What you need to do:
Everything from the line containing "Read out every word on this page." through the last line of the records must be returned verbatim, and nothing outside that range.

Records provided:
+++
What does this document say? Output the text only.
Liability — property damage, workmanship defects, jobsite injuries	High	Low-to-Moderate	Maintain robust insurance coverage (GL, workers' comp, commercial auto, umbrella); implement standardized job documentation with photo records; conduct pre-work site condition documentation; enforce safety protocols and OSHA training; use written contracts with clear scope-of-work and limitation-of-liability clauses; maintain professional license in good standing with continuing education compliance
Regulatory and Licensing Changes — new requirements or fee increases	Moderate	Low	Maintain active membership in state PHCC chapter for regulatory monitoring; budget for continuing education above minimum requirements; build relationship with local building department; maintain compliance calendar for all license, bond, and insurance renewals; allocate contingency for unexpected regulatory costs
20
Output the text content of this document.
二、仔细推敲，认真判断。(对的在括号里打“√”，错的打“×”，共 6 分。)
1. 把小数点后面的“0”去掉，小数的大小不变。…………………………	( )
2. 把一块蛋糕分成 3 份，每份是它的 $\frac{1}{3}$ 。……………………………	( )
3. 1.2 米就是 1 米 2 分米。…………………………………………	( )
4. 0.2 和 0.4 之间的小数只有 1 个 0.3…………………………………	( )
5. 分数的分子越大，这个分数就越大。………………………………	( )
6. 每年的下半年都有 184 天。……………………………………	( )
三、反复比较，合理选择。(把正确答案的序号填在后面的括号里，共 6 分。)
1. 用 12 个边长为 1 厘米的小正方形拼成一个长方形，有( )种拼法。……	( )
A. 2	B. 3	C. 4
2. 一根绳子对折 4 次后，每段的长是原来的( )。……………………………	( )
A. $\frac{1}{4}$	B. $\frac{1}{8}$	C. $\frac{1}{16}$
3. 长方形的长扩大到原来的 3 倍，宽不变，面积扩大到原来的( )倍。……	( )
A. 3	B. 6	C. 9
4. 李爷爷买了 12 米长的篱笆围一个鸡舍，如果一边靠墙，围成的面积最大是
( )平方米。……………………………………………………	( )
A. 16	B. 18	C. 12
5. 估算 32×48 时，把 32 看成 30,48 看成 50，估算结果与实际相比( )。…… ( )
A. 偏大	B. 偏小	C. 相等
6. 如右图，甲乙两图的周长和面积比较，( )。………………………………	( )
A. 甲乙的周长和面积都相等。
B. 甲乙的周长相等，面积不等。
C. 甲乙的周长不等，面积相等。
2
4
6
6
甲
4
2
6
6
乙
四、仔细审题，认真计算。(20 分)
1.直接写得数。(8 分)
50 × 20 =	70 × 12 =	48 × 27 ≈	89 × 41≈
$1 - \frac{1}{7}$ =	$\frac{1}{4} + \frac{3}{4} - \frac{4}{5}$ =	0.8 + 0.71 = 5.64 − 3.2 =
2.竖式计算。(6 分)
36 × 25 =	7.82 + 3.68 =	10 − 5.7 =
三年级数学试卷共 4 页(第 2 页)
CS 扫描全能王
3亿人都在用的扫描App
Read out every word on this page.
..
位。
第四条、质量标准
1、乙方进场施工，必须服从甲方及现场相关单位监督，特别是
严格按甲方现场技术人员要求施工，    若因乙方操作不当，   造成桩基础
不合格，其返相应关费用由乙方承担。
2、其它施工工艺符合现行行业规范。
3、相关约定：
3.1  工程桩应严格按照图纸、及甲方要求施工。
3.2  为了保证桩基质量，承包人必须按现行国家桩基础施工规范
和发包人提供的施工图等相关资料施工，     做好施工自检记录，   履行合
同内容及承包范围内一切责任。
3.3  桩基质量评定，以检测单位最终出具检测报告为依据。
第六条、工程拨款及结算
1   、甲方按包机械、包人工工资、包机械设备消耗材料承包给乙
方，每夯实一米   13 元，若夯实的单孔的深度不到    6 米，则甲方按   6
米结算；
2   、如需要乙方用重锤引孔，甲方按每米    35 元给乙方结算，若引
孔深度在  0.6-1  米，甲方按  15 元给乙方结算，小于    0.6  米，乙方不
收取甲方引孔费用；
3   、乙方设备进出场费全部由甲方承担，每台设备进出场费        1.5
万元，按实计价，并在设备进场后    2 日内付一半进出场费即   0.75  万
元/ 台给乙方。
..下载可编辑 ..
+++
Task result:
Read out every word on this page.
..
位。
第四条、质量标准
1、乙方进场施工，必须服从甲方及现场相关单位监督，特别是
严格按甲方现场技术人员要求施工，    若因乙方操作不当，   造成桩基础
不合格，其返相应关费用由乙方承担。
2、其它施工工艺符合现行行业规范。
3、相关约定：
3.1  工程桩应严格按照图纸、及甲方要求施工。
3.2  为了保证桩基质量，承包人必须按现行国家桩基础施工规范
和发包人提供的施工图等相关资料施工，     做好施工自检记录，   履行合
同内容及承包范围内一切责任。
3.3  桩基质量评定，以检测单位最终出具检测报告为依据。
第六条、工程拨款及结算
1   、甲方按包机械、包人工工资、包机械设备消耗材料承包给乙
方，每夯实一米   13 元，若夯实的单孔的深度不到    6 米，则甲方按   6
米结算；
2   、如需要乙方用重锤引孔，甲方按每米    35 元给乙方结算，若引
孔深度在  0.6-1  米，甲方按  15 元给乙方结算，小于    0.6  米，乙方不
收取甲方引孔费用；
3   、乙方设备进出场费全部由甲方承担，每台设备进出场费        1.5
万元，按实计价，并在设备进场后    2 日内付一半进出场费即   0.75  万
元/ 台给乙方。
..下载可编辑 ..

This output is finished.